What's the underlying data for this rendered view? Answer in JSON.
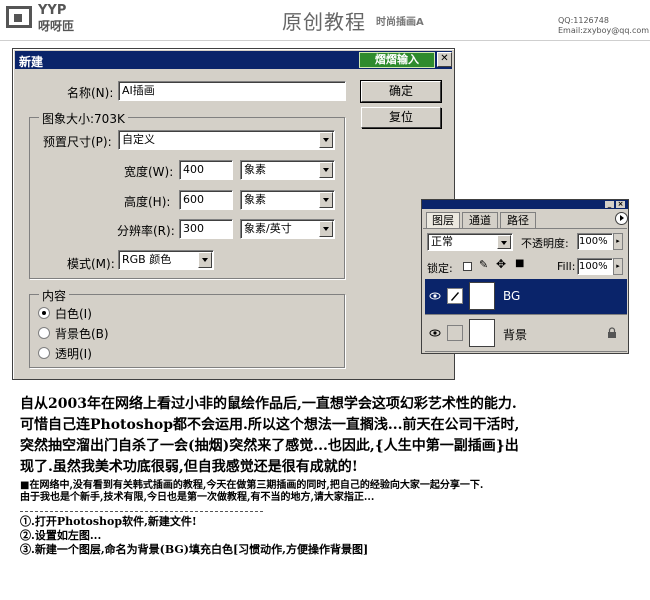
{
  "header": {
    "logo_line1": "YYP",
    "logo_line2": "呀呀匝",
    "title": "原创教程",
    "subtitle": "时尚插画A",
    "qq": "QQ:1126748",
    "email": "Email:zxyboy@qq.com"
  },
  "dialog": {
    "title": "新建",
    "badge": "熠熠输入",
    "close": "✕",
    "name_label": "名称(N):",
    "name_value": "AI插画",
    "image_size_label": "图象大小:703K",
    "preset_label": "预置尺寸(P):",
    "preset_value": "自定义",
    "width_label": "宽度(W):",
    "width_value": "400",
    "width_unit": "象素",
    "height_label": "高度(H):",
    "height_value": "600",
    "height_unit": "象素",
    "resolution_label": "分辨率(R):",
    "resolution_value": "300",
    "resolution_unit": "象素/英寸",
    "mode_label": "模式(M):",
    "mode_value": "RGB 颜色",
    "ok_button": "确定",
    "reset_button": "复位",
    "contents_title": "内容",
    "contents_options": [
      {
        "label": "白色(I)",
        "selected": true
      },
      {
        "label": "背景色(B)",
        "selected": false
      },
      {
        "label": "透明(I)",
        "selected": false
      }
    ]
  },
  "layers_panel": {
    "tabs": [
      "图层",
      "通道",
      "路径"
    ],
    "blend_mode": "正常",
    "opacity_label": "不透明度:",
    "opacity_value": "100%",
    "lock_label": "锁定:",
    "fill_label": "Fill:",
    "fill_value": "100%",
    "layers": [
      {
        "name": "BG",
        "selected": true
      },
      {
        "name": "背景",
        "selected": false
      }
    ]
  },
  "article": {
    "paragraph_lines": [
      "自从2003年在网络上看过小非的鼠绘作品后,一直想学会这项幻彩艺术性的能力.",
      "可惜自己连Photoshop都不会运用.所以这个想法一直搁浅...前天在公司干活时,",
      "突然抽空溜出门自杀了一会(抽烟)突然来了感觉...也因此,{人生中第一副插画}出",
      "现了.虽然我美术功底很弱,但自我感觉还是很有成就的!"
    ],
    "note_lines": [
      "■在网络中,没有看到有关韩式插画的教程,今天在做第三期插画的同时,把自己的经验向大家一起分享一下.",
      "由于我也是个新手,技术有限,今日也是第一次做教程,有不当的地方,请大家指正..."
    ],
    "steps": [
      "①.打开Photoshop软件,新建文件!",
      "②.设置如左图...",
      "③.新建一个图层,命名为背景(BG)填充白色[习惯动作,方便操作背景图]"
    ]
  }
}
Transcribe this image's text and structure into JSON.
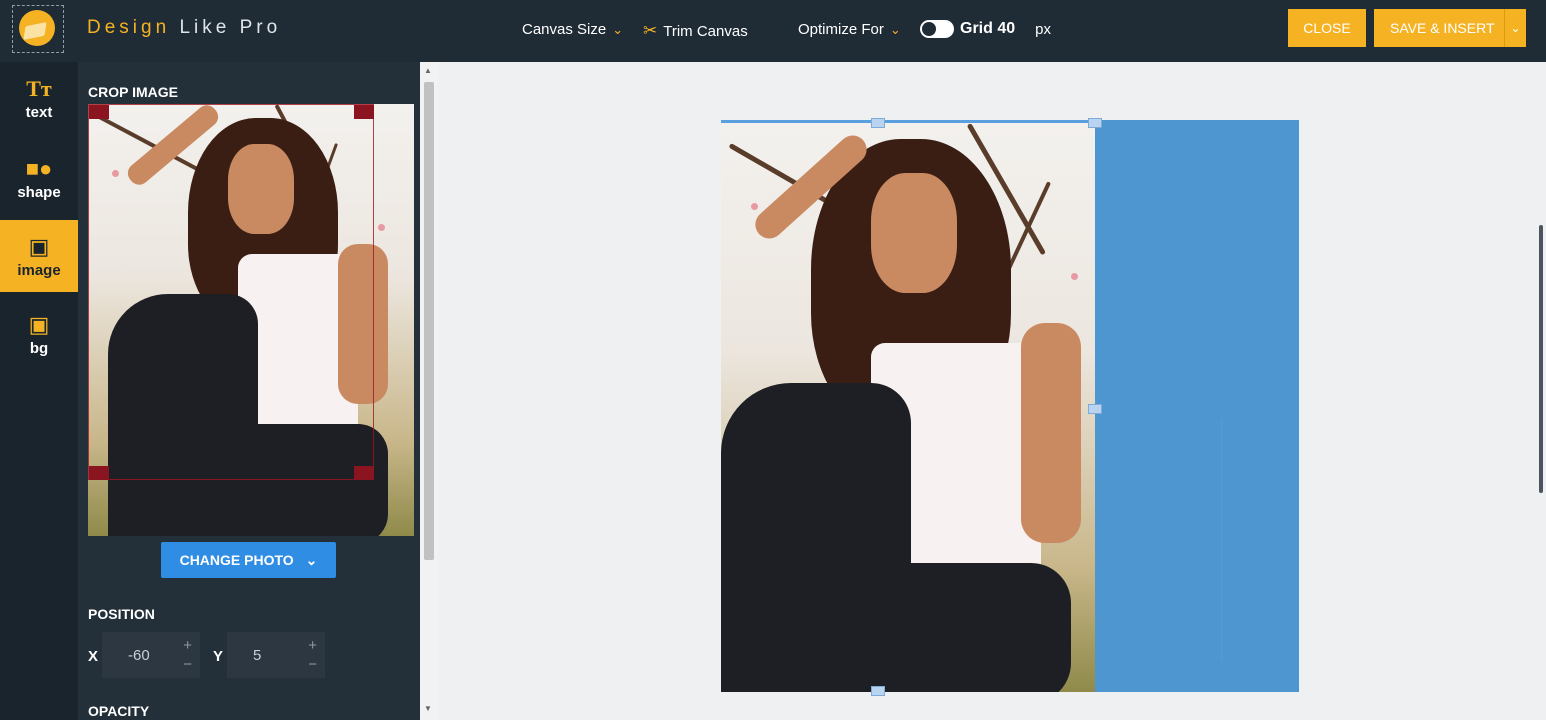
{
  "app": {
    "brand_part1": "Design",
    "brand_part2": "Like",
    "brand_part3": "Pro",
    "logo_icon": "paint-drop-logo"
  },
  "toolbar": {
    "canvas_size": "Canvas Size",
    "trim_canvas": "Trim Canvas",
    "optimize_for": "Optimize For",
    "grid_label": "Grid 40",
    "grid_unit": "px",
    "grid_enabled": true,
    "close": "CLOSE",
    "save_insert": "SAVE & INSERT"
  },
  "rail": {
    "items": [
      {
        "label": "text",
        "icon": "text-icon"
      },
      {
        "label": "shape",
        "icon": "shapes-icon"
      },
      {
        "label": "image",
        "icon": "image-icon",
        "active": true
      },
      {
        "label": "bg",
        "icon": "background-icon"
      }
    ]
  },
  "panel": {
    "crop_title": "CROP IMAGE",
    "change_photo": "CHANGE PHOTO",
    "position_title": "POSITION",
    "x_label": "X",
    "x_value": "-60",
    "y_label": "Y",
    "y_value": "5",
    "opacity_title": "OPACITY"
  },
  "colors": {
    "topbar": "#1f2b35",
    "accent": "#f5b324",
    "primary_button": "#2f8de4",
    "artboard": "#4e96d0"
  }
}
* * * * *
Given exercise >>
Without the pictures, copy the material exactly as given.

Solution to this problem >>
What's the underlying data for this rendered view? Answer in JSON.
{
  "header": {
    "logo_line1": "YYP",
    "logo_line2": "呀呀匝",
    "title": "原创教程",
    "subtitle": "时尚插画A",
    "qq": "QQ:1126748",
    "email": "Email:zxyboy@qq.com"
  },
  "dialog": {
    "title": "新建",
    "badge": "熠熠输入",
    "close": "✕",
    "name_label": "名称(N):",
    "name_value": "AI插画",
    "image_size_label": "图象大小:703K",
    "preset_label": "预置尺寸(P):",
    "preset_value": "自定义",
    "width_label": "宽度(W):",
    "width_value": "400",
    "width_unit": "象素",
    "height_label": "高度(H):",
    "height_value": "600",
    "height_unit": "象素",
    "resolution_label": "分辨率(R):",
    "resolution_value": "300",
    "resolution_unit": "象素/英寸",
    "mode_label": "模式(M):",
    "mode_value": "RGB 颜色",
    "ok_button": "确定",
    "reset_button": "复位",
    "contents_title": "内容",
    "contents_options": [
      {
        "label": "白色(I)",
        "selected": true
      },
      {
        "label": "背景色(B)",
        "selected": false
      },
      {
        "label": "透明(I)",
        "selected": false
      }
    ]
  },
  "layers_panel": {
    "tabs": [
      "图层",
      "通道",
      "路径"
    ],
    "blend_mode": "正常",
    "opacity_label": "不透明度:",
    "opacity_value": "100%",
    "lock_label": "锁定:",
    "fill_label": "Fill:",
    "fill_value": "100%",
    "layers": [
      {
        "name": "BG",
        "selected": true
      },
      {
        "name": "背景",
        "selected": false
      }
    ]
  },
  "article": {
    "paragraph_lines": [
      "自从2003年在网络上看过小非的鼠绘作品后,一直想学会这项幻彩艺术性的能力.",
      "可惜自己连Photoshop都不会运用.所以这个想法一直搁浅...前天在公司干活时,",
      "突然抽空溜出门自杀了一会(抽烟)突然来了感觉...也因此,{人生中第一副插画}出",
      "现了.虽然我美术功底很弱,但自我感觉还是很有成就的!"
    ],
    "note_lines": [
      "■在网络中,没有看到有关韩式插画的教程,今天在做第三期插画的同时,把自己的经验向大家一起分享一下.",
      "由于我也是个新手,技术有限,今日也是第一次做教程,有不当的地方,请大家指正..."
    ],
    "steps": [
      "①.打开Photoshop软件,新建文件!",
      "②.设置如左图...",
      "③.新建一个图层,命名为背景(BG)填充白色[习惯动作,方便操作背景图]"
    ]
  }
}
Transcribe this image's text and structure into JSON.
{
  "app": {
    "brand_part1": "Design",
    "brand_part2": "Like",
    "brand_part3": "Pro",
    "logo_icon": "paint-drop-logo"
  },
  "toolbar": {
    "canvas_size": "Canvas Size",
    "trim_canvas": "Trim Canvas",
    "optimize_for": "Optimize For",
    "grid_label": "Grid 40",
    "grid_unit": "px",
    "grid_enabled": true,
    "close": "CLOSE",
    "save_insert": "SAVE & INSERT"
  },
  "rail": {
    "items": [
      {
        "label": "text",
        "icon": "text-icon"
      },
      {
        "label": "shape",
        "icon": "shapes-icon"
      },
      {
        "label": "image",
        "icon": "image-icon",
        "active": true
      },
      {
        "label": "bg",
        "icon": "background-icon"
      }
    ]
  },
  "panel": {
    "crop_title": "CROP IMAGE",
    "change_photo": "CHANGE PHOTO",
    "position_title": "POSITION",
    "x_label": "X",
    "x_value": "-60",
    "y_label": "Y",
    "y_value": "5",
    "opacity_title": "OPACITY"
  },
  "colors": {
    "topbar": "#1f2b35",
    "accent": "#f5b324",
    "primary_button": "#2f8de4",
    "artboard": "#4e96d0"
  }
}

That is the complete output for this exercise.